◆ RECORDS PROVIDED
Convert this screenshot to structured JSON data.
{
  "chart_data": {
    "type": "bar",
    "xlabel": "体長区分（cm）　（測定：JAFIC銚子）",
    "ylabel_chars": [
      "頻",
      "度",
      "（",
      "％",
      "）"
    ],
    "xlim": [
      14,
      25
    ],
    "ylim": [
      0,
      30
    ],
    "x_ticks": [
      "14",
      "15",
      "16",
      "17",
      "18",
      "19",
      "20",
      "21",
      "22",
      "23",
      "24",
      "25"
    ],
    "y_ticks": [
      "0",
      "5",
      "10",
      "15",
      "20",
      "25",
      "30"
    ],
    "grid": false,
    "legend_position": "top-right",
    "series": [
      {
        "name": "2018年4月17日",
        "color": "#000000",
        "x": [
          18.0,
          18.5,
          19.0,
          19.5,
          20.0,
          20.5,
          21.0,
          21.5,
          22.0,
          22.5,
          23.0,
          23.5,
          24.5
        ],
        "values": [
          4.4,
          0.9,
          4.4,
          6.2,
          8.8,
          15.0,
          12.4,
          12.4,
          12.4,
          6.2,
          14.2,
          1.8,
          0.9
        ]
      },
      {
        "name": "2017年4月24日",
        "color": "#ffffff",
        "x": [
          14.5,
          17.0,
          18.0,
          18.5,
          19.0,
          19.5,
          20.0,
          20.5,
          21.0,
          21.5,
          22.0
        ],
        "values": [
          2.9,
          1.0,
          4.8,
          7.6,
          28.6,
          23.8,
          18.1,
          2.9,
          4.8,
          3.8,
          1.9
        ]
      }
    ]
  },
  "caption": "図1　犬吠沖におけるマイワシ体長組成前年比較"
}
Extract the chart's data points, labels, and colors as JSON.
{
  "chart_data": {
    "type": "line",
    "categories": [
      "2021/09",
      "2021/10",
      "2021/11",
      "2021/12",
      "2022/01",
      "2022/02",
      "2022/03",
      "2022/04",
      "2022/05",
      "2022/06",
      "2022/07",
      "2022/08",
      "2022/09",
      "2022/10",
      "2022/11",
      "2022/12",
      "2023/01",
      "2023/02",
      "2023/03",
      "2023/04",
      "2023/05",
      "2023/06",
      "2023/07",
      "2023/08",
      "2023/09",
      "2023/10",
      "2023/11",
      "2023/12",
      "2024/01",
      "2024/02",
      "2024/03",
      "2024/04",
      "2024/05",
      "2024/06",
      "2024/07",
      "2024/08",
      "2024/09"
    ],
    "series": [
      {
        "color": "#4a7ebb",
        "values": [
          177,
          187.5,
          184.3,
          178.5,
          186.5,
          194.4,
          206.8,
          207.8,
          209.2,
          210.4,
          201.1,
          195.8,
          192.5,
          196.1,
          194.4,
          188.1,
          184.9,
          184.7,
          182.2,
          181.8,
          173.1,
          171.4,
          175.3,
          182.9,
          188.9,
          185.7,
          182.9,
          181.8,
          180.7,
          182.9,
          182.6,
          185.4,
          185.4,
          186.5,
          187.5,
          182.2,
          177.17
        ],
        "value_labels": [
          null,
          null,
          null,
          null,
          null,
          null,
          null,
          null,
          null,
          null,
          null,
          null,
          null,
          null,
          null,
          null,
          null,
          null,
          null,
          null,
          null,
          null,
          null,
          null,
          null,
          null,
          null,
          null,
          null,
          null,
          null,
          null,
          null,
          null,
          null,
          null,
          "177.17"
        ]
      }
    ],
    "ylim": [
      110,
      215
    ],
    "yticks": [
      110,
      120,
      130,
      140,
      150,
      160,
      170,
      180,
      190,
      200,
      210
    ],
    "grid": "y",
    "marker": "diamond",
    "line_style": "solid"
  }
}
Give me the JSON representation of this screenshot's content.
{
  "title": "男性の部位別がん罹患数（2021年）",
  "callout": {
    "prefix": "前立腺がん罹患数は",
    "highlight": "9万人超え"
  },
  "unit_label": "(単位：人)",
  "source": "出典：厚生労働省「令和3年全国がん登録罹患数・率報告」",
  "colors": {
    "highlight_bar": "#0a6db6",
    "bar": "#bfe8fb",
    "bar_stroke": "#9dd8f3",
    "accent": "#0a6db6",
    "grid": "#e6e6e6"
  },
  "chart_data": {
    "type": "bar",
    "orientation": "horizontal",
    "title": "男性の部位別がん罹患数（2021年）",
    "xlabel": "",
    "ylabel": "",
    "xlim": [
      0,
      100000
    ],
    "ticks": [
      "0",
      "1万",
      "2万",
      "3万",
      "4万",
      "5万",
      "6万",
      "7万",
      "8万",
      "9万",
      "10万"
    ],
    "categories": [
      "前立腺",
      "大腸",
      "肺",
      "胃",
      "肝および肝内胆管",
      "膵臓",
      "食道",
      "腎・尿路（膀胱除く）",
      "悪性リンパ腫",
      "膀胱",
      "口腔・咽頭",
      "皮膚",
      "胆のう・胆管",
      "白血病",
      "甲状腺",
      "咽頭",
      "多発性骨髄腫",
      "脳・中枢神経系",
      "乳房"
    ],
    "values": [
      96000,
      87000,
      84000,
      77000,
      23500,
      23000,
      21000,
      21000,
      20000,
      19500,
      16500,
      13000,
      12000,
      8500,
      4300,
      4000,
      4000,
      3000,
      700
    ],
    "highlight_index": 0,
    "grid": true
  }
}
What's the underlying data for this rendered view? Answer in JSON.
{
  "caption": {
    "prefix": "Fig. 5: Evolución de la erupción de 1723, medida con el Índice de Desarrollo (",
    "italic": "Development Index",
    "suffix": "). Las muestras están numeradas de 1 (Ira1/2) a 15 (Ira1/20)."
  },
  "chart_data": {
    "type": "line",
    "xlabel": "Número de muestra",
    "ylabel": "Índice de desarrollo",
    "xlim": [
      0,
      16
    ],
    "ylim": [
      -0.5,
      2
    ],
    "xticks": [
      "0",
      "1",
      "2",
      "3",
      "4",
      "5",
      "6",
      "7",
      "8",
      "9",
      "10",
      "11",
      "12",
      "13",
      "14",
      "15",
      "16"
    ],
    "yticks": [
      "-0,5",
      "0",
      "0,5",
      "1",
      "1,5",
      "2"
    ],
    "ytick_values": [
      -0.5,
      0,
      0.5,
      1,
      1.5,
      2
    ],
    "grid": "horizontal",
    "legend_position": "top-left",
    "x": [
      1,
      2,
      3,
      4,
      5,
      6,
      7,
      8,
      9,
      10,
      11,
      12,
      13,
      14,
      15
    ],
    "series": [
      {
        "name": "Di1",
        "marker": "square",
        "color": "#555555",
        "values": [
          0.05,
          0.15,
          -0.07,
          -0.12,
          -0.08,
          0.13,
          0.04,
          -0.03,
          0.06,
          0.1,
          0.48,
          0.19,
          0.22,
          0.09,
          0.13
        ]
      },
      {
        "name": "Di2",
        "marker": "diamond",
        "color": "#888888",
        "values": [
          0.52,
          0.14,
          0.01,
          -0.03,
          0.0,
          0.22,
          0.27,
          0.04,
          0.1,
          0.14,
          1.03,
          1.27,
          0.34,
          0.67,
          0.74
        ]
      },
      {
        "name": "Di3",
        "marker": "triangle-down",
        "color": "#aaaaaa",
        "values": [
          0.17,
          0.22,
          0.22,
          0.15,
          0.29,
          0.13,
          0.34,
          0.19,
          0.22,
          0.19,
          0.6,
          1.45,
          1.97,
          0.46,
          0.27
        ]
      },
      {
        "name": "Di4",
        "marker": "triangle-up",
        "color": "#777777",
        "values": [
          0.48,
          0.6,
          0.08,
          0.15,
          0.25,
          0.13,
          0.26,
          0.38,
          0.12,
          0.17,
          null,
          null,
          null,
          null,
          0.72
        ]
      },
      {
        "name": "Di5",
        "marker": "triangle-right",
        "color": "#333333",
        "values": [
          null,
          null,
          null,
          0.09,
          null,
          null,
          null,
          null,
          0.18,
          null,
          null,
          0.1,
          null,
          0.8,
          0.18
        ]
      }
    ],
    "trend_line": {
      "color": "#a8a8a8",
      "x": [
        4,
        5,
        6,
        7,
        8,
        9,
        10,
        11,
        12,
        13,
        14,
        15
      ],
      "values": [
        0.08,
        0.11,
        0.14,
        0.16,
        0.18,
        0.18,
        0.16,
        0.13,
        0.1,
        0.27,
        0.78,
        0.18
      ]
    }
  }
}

◆ SET EXERCISE
Using the entries above, return each line in which the word "title" occurs.

◆ ANSWER TO THE EXERCISE
  "title": "男性の部位別がん罹患数（2021年）",
    "title": "男性の部位別がん罹患数（2021年）",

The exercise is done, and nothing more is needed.